[Stored items from a collection]
☆ ☆ ☆ ☆ ☆
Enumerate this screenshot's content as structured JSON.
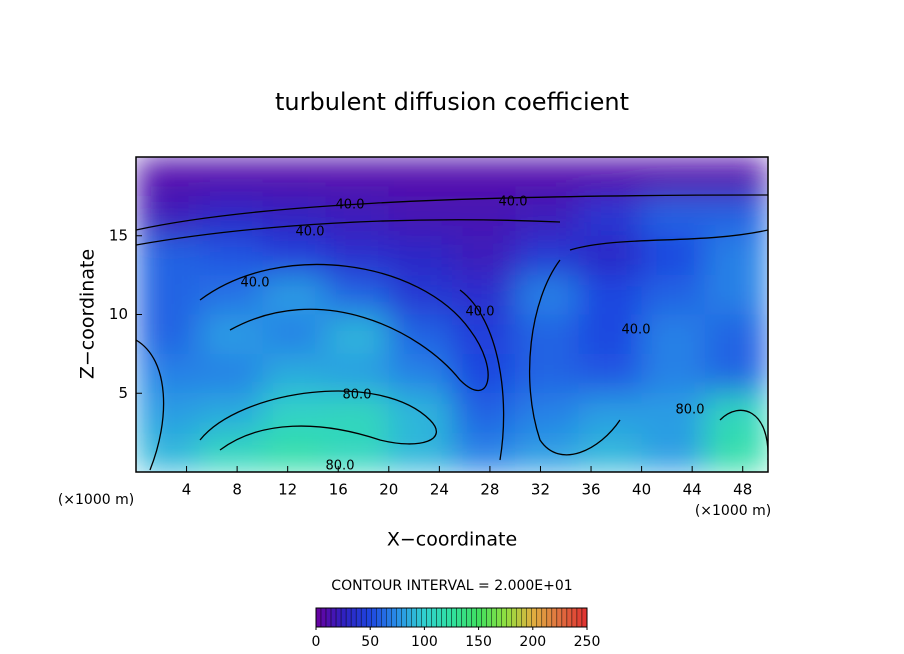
{
  "chart_data": {
    "type": "heatmap",
    "title": "turbulent diffusion coefficient",
    "x_label": "X−coordinate",
    "y_label": "Z−coordinate",
    "x_unit": "(×1000 m)",
    "contour_interval": "CONTOUR INTERVAL = 2.000E+01",
    "xlim": [
      0,
      50
    ],
    "ylim": [
      0,
      20
    ],
    "xticks": [
      4,
      8,
      12,
      16,
      20,
      24,
      28,
      32,
      36,
      40,
      44,
      48
    ],
    "yticks": [
      5,
      10,
      15
    ],
    "x": [
      2.5,
      7.5,
      12.5,
      17.5,
      22.5,
      27.5,
      32.5,
      37.5,
      42.5,
      47.5
    ],
    "y": [
      18.75,
      16.25,
      13.75,
      11.25,
      8.75,
      6.25,
      3.75,
      1.25
    ],
    "z": [
      [
        10,
        10,
        10,
        10,
        10,
        10,
        10,
        10,
        10,
        10
      ],
      [
        20,
        30,
        25,
        20,
        15,
        15,
        20,
        40,
        60,
        60
      ],
      [
        60,
        55,
        45,
        35,
        30,
        20,
        40,
        30,
        50,
        70
      ],
      [
        60,
        65,
        80,
        60,
        40,
        35,
        70,
        50,
        60,
        70
      ],
      [
        60,
        80,
        70,
        90,
        60,
        45,
        60,
        50,
        70,
        60
      ],
      [
        70,
        70,
        85,
        80,
        70,
        50,
        60,
        55,
        70,
        60
      ],
      [
        80,
        85,
        105,
        110,
        90,
        60,
        70,
        80,
        80,
        110
      ],
      [
        90,
        110,
        120,
        110,
        90,
        70,
        80,
        90,
        80,
        120
      ]
    ],
    "contour_labels": [
      {
        "value": 40,
        "label": "40.0"
      },
      {
        "value": 40,
        "label": "40.0"
      },
      {
        "value": 40,
        "label": "40.0"
      },
      {
        "value": 40,
        "label": "40.0"
      },
      {
        "value": 40,
        "label": "40.0"
      },
      {
        "value": 40,
        "label": "40.0"
      },
      {
        "value": 80,
        "label": "80.0"
      },
      {
        "value": 80,
        "label": "80.0"
      },
      {
        "value": 80,
        "label": "80.0"
      }
    ],
    "colorbar": {
      "lim": [
        0,
        250
      ],
      "ticks": [
        0,
        50,
        100,
        150,
        200,
        250
      ]
    }
  }
}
☆ ☆ ☆ ☆ ☆
| Problem requirements |
Each entry shown above must be quoted exactly, with its pictures left out.

| Written solution |
Enumerate this screenshot's content as structured JSON.
{
  "chart_data": {
    "type": "heatmap",
    "title": "turbulent diffusion coefficient",
    "x_label": "X−coordinate",
    "y_label": "Z−coordinate",
    "x_unit": "(×1000 m)",
    "contour_interval": "CONTOUR INTERVAL = 2.000E+01",
    "xlim": [
      0,
      50
    ],
    "ylim": [
      0,
      20
    ],
    "xticks": [
      4,
      8,
      12,
      16,
      20,
      24,
      28,
      32,
      36,
      40,
      44,
      48
    ],
    "yticks": [
      5,
      10,
      15
    ],
    "x": [
      2.5,
      7.5,
      12.5,
      17.5,
      22.5,
      27.5,
      32.5,
      37.5,
      42.5,
      47.5
    ],
    "y": [
      18.75,
      16.25,
      13.75,
      11.25,
      8.75,
      6.25,
      3.75,
      1.25
    ],
    "z": [
      [
        10,
        10,
        10,
        10,
        10,
        10,
        10,
        10,
        10,
        10
      ],
      [
        20,
        30,
        25,
        20,
        15,
        15,
        20,
        40,
        60,
        60
      ],
      [
        60,
        55,
        45,
        35,
        30,
        20,
        40,
        30,
        50,
        70
      ],
      [
        60,
        65,
        80,
        60,
        40,
        35,
        70,
        50,
        60,
        70
      ],
      [
        60,
        80,
        70,
        90,
        60,
        45,
        60,
        50,
        70,
        60
      ],
      [
        70,
        70,
        85,
        80,
        70,
        50,
        60,
        55,
        70,
        60
      ],
      [
        80,
        85,
        105,
        110,
        90,
        60,
        70,
        80,
        80,
        110
      ],
      [
        90,
        110,
        120,
        110,
        90,
        70,
        80,
        90,
        80,
        120
      ]
    ],
    "contour_labels": [
      {
        "value": 40,
        "label": "40.0"
      },
      {
        "value": 40,
        "label": "40.0"
      },
      {
        "value": 40,
        "label": "40.0"
      },
      {
        "value": 40,
        "label": "40.0"
      },
      {
        "value": 40,
        "label": "40.0"
      },
      {
        "value": 40,
        "label": "40.0"
      },
      {
        "value": 80,
        "label": "80.0"
      },
      {
        "value": 80,
        "label": "80.0"
      },
      {
        "value": 80,
        "label": "80.0"
      }
    ],
    "colorbar": {
      "lim": [
        0,
        250
      ],
      "ticks": [
        0,
        50,
        100,
        150,
        200,
        250
      ]
    }
  }
}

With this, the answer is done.